EXERCISE DIRECTIONS ▸ Pick every line from the data that holds the word "Land".

ENTRIES SUPPLIED ▸
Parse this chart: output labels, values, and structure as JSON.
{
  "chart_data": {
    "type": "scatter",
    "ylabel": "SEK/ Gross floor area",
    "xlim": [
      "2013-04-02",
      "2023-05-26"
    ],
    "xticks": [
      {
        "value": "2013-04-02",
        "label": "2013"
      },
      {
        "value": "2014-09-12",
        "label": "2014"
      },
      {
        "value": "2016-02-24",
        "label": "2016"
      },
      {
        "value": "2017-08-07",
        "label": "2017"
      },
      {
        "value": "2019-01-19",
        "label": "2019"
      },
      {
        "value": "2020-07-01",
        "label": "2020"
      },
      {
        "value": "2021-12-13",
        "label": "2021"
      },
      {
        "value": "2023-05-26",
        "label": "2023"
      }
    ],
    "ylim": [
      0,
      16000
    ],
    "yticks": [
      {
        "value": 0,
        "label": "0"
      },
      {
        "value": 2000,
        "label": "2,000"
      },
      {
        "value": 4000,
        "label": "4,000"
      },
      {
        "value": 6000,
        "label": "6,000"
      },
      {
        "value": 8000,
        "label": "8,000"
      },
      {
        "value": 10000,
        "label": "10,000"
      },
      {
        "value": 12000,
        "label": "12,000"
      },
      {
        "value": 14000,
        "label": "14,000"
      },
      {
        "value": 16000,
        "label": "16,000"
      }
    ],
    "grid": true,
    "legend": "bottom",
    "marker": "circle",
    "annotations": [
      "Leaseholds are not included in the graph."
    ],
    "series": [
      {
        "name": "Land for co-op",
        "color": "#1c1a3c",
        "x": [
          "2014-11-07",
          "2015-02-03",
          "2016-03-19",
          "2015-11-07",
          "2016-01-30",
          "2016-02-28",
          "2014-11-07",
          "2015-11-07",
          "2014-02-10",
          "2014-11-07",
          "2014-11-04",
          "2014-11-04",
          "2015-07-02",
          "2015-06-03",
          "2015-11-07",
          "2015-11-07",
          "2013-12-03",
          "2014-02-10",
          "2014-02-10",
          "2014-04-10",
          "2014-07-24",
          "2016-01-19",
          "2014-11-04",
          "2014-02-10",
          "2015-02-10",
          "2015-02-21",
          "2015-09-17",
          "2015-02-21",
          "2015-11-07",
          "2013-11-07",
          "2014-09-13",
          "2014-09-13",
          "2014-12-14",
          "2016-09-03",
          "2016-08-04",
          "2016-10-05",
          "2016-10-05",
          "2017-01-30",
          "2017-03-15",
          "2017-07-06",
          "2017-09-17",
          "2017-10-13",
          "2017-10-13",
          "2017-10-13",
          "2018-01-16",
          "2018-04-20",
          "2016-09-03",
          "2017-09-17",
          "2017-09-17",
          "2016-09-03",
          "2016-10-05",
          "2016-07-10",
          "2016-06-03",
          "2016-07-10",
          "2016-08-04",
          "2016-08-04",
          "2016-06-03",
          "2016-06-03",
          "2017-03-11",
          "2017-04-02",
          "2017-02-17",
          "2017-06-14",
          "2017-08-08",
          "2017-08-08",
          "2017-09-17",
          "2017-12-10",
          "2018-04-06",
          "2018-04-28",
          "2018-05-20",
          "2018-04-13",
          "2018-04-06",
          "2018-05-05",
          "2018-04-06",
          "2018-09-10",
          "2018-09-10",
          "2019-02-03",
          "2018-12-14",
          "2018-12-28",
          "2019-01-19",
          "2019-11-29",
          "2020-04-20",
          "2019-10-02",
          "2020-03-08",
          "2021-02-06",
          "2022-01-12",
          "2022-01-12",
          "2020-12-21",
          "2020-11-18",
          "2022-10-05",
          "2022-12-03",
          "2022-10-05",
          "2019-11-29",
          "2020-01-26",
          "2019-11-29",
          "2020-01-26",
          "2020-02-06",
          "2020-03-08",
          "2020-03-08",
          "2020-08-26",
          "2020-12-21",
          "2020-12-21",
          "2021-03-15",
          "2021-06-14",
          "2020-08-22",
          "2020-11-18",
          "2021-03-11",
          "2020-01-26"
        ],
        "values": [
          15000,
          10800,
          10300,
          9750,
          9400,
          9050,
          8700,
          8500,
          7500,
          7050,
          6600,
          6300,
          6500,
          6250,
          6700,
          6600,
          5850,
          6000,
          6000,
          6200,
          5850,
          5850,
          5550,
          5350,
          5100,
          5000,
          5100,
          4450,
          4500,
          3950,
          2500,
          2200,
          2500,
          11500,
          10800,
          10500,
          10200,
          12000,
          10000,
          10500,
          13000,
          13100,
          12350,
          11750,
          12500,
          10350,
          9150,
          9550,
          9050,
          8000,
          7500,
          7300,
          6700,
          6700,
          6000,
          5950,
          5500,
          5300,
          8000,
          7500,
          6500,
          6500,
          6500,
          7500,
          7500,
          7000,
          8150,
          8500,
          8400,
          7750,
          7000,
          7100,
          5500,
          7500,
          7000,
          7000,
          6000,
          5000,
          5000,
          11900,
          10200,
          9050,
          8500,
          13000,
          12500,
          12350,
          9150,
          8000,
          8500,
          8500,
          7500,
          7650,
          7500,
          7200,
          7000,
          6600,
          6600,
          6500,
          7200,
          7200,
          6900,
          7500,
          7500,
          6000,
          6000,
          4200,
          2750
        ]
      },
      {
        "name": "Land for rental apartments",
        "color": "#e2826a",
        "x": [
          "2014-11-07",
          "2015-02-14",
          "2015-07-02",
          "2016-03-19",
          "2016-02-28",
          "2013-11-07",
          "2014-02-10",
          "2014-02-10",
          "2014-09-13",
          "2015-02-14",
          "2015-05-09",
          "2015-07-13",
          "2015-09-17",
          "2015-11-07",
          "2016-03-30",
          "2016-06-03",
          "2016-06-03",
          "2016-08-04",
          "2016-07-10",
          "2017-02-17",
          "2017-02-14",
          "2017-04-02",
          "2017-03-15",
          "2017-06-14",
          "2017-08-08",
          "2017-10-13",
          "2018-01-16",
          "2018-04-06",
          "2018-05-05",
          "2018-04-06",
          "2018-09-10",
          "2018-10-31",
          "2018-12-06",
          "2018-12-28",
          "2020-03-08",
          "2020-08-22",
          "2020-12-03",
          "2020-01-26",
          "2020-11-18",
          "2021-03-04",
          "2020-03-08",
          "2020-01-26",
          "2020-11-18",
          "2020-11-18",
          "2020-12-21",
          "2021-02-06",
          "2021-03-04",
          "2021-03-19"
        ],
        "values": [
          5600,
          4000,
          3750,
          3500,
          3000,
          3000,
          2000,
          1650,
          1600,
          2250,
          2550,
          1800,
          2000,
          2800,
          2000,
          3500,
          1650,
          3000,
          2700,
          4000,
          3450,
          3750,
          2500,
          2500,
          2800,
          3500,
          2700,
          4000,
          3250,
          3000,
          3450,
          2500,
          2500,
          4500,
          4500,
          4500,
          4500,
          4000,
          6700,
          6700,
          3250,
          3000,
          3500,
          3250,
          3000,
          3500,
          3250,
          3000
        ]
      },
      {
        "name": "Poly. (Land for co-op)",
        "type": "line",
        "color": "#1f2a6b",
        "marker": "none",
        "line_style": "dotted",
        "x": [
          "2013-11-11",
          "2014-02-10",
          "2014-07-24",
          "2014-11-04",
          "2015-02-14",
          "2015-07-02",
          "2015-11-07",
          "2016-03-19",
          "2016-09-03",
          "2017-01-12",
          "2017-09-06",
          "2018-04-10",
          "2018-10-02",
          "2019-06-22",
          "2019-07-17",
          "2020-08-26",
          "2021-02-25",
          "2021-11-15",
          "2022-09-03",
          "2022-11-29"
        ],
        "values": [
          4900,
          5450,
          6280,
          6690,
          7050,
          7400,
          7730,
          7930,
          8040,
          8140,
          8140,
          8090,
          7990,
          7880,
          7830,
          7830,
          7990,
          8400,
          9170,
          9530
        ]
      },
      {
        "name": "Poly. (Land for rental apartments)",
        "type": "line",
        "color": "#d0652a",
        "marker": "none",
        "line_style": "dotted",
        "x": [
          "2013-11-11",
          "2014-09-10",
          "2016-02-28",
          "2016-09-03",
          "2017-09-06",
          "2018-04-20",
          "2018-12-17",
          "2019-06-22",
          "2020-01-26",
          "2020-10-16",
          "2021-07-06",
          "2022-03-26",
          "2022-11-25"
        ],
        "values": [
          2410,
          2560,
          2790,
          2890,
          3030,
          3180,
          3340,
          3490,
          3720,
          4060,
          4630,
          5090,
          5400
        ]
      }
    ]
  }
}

OUTPUT FOR THIS TASK ▸
        "name": "Land for co-op",
        "name": "Land for rental apartments",
        "name": "Poly. (Land for co-op)",
        "name": "Poly. (Land for rental apartments)",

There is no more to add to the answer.